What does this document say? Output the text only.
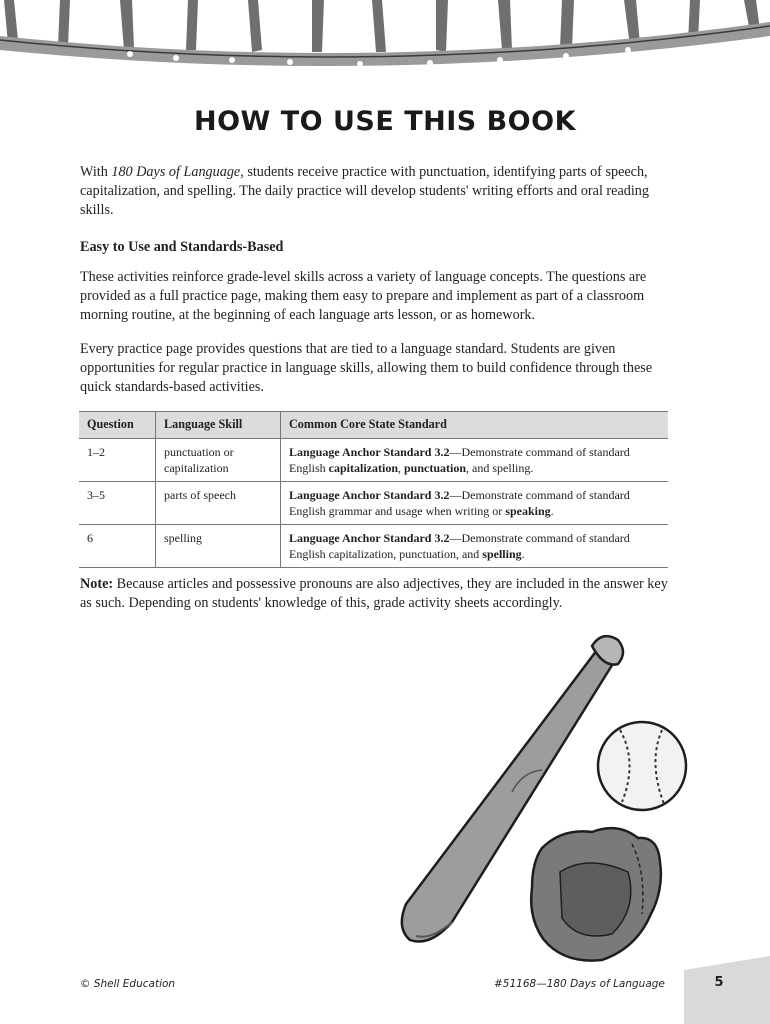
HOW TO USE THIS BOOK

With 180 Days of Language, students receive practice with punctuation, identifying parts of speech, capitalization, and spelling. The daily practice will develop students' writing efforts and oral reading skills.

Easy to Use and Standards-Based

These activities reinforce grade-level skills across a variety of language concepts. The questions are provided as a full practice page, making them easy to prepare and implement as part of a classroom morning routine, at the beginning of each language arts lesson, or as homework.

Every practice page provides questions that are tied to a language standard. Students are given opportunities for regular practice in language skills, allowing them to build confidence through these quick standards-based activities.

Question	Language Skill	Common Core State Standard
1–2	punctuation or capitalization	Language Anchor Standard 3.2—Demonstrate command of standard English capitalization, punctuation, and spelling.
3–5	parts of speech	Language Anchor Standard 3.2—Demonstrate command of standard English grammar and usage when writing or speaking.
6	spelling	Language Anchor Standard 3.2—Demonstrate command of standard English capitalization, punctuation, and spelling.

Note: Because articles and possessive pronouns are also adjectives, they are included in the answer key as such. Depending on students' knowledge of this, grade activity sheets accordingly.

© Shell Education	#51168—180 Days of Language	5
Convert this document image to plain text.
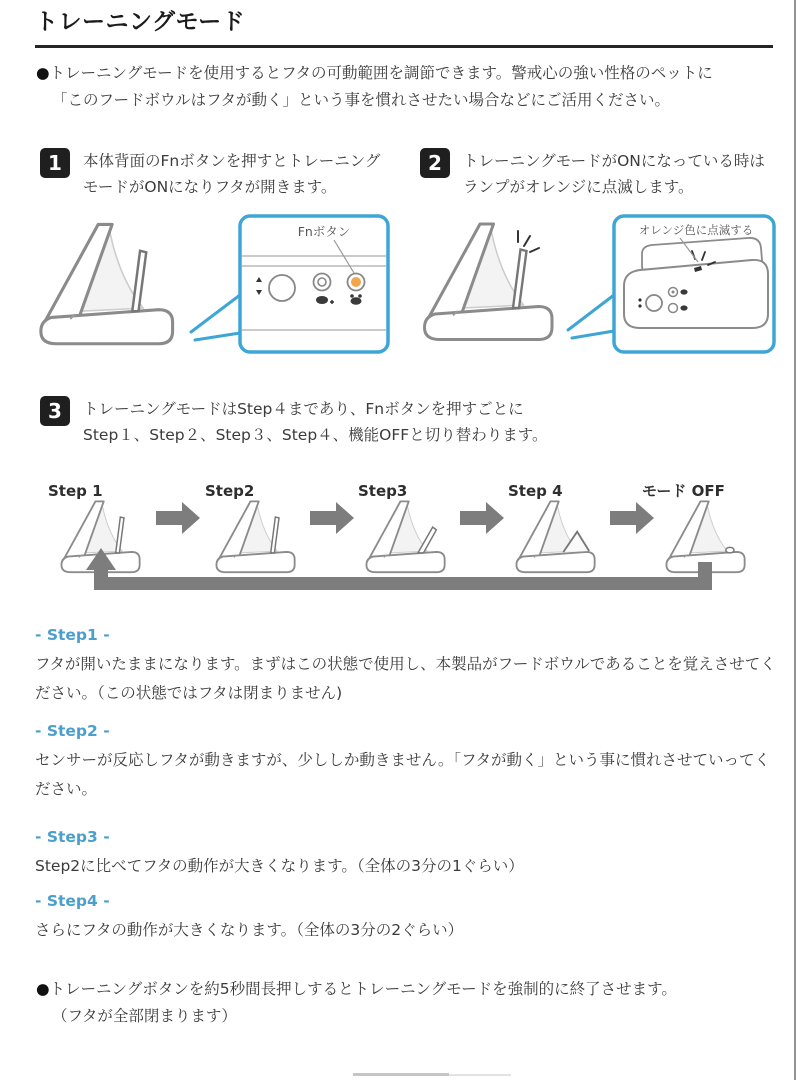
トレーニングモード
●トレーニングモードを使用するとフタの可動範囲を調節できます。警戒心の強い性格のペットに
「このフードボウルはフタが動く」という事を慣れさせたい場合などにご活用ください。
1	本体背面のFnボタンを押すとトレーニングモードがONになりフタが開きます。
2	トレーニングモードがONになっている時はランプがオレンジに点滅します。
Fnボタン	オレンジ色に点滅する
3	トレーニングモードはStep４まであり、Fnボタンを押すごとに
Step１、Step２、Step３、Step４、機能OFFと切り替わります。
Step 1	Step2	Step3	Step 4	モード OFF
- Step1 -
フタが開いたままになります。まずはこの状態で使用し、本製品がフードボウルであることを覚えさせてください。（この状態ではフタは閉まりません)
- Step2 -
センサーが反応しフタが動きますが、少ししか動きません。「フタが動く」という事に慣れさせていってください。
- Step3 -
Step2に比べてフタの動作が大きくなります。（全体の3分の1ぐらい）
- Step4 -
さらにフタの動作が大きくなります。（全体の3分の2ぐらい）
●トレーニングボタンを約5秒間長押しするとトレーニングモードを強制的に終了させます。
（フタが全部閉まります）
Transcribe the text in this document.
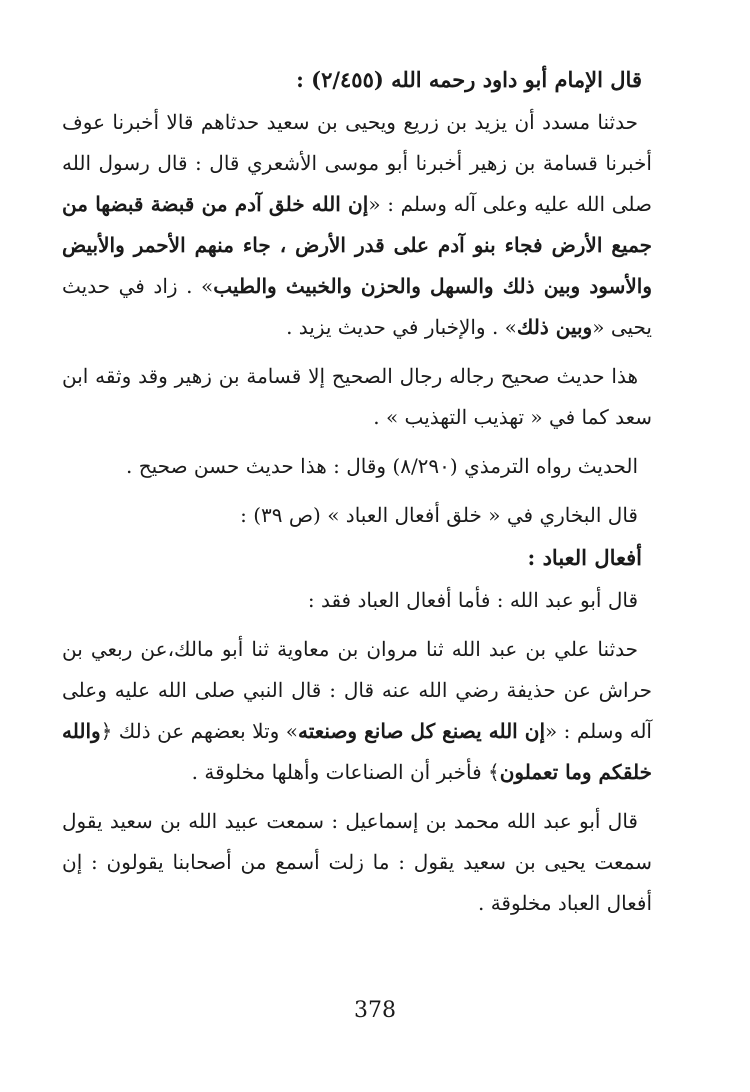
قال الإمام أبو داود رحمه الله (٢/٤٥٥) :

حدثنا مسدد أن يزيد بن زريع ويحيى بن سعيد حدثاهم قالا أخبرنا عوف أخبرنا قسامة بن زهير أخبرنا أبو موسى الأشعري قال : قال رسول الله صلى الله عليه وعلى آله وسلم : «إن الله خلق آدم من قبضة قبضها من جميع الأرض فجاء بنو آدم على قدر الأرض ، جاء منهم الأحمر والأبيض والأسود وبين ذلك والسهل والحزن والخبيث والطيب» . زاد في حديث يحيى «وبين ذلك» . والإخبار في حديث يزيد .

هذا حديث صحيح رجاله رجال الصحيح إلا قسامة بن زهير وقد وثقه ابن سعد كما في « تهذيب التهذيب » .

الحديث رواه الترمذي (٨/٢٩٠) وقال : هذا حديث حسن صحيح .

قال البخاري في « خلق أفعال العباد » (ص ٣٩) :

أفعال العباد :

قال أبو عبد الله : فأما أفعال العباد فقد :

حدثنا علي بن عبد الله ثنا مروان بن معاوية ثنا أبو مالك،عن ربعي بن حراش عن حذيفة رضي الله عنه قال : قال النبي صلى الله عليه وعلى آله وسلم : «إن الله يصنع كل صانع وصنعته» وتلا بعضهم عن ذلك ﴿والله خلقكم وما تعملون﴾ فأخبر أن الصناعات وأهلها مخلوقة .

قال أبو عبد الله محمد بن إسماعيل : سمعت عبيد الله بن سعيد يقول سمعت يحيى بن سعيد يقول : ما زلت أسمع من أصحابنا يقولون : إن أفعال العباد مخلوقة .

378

• [TASK STATEMENT]: Replicate the material above verbatim; images stay out of the copy.

• [EXERCISE RESPONSE]:
What does this document say? Output the text only.
HOW TO USE THIS BOOK

With 180 Days of Language, students receive practice with punctuation, identifying parts of speech, capitalization, and spelling. The daily practice will develop students' writing efforts and oral reading skills.

Easy to Use and Standards-Based

These activities reinforce grade-level skills across a variety of language concepts. The questions are provided as a full practice page, making them easy to prepare and implement as part of a classroom morning routine, at the beginning of each language arts lesson, or as homework.

Every practice page provides questions that are tied to a language standard. Students are given opportunities for regular practice in language skills, allowing them to build confidence through these quick standards-based activities.

Question	Language Skill	Common Core State Standard
1–2	punctuation or capitalization	Language Anchor Standard 3.2—Demonstrate command of standard English capitalization, punctuation, and spelling.
3–5	parts of speech	Language Anchor Standard 3.2—Demonstrate command of standard English grammar and usage when writing or speaking.
6	spelling	Language Anchor Standard 3.2—Demonstrate command of standard English capitalization, punctuation, and spelling.

Note: Because articles and possessive pronouns are also adjectives, they are included in the answer key as such. Depending on students' knowledge of this, grade activity sheets accordingly.

© Shell Education	#51168—180 Days of Language	5
Convert this document image to plain text.
トレーニングモード
●トレーニングモードを使用するとフタの可動範囲を調節できます。警戒心の強い性格のペットに
「このフードボウルはフタが動く」という事を慣れさせたい場合などにご活用ください。
1	本体背面のFnボタンを押すとトレーニングモードがONになりフタが開きます。
2	トレーニングモードがONになっている時はランプがオレンジに点滅します。
Fnボタン	オレンジ色に点滅する
3	トレーニングモードはStep４まであり、Fnボタンを押すごとに
Step１、Step２、Step３、Step４、機能OFFと切り替わります。
Step 1	Step2	Step3	Step 4	モード OFF
- Step1 -
フタが開いたままになります。まずはこの状態で使用し、本製品がフードボウルであることを覚えさせてください。（この状態ではフタは閉まりません)
- Step2 -
センサーが反応しフタが動きますが、少ししか動きません。「フタが動く」という事に慣れさせていってください。
- Step3 -
Step2に比べてフタの動作が大きくなります。（全体の3分の1ぐらい）
- Step4 -
さらにフタの動作が大きくなります。（全体の3分の2ぐらい）
●トレーニングボタンを約5秒間長押しするとトレーニングモードを強制的に終了させます。
（フタが全部閉まります）
Transcribe the text in this document.
قال الإمام أبو داود رحمه الله (٢/٤٥٥) :

حدثنا مسدد أن يزيد بن زريع ويحيى بن سعيد حدثاهم قالا أخبرنا عوف أخبرنا قسامة بن زهير أخبرنا أبو موسى الأشعري قال : قال رسول الله صلى الله عليه وعلى آله وسلم : «إن الله خلق آدم من قبضة قبضها من جميع الأرض فجاء بنو آدم على قدر الأرض ، جاء منهم الأحمر والأبيض والأسود وبين ذلك والسهل والحزن والخبيث والطيب» . زاد في حديث يحيى «وبين ذلك» . والإخبار في حديث يزيد .

هذا حديث صحيح رجاله رجال الصحيح إلا قسامة بن زهير وقد وثقه ابن سعد كما في « تهذيب التهذيب » .

الحديث رواه الترمذي (٨/٢٩٠) وقال : هذا حديث حسن صحيح .

قال البخاري في « خلق أفعال العباد » (ص ٣٩) :

أفعال العباد :

قال أبو عبد الله : فأما أفعال العباد فقد :

حدثنا علي بن عبد الله ثنا مروان بن معاوية ثنا أبو مالك،عن ربعي بن حراش عن حذيفة رضي الله عنه قال : قال النبي صلى الله عليه وعلى آله وسلم : «إن الله يصنع كل صانع وصنعته» وتلا بعضهم عن ذلك ﴿والله خلقكم وما تعملون﴾ فأخبر أن الصناعات وأهلها مخلوقة .

قال أبو عبد الله محمد بن إسماعيل : سمعت عبيد الله بن سعيد يقول سمعت يحيى بن سعيد يقول : ما زلت أسمع من أصحابنا يقولون : إن أفعال العباد مخلوقة .

378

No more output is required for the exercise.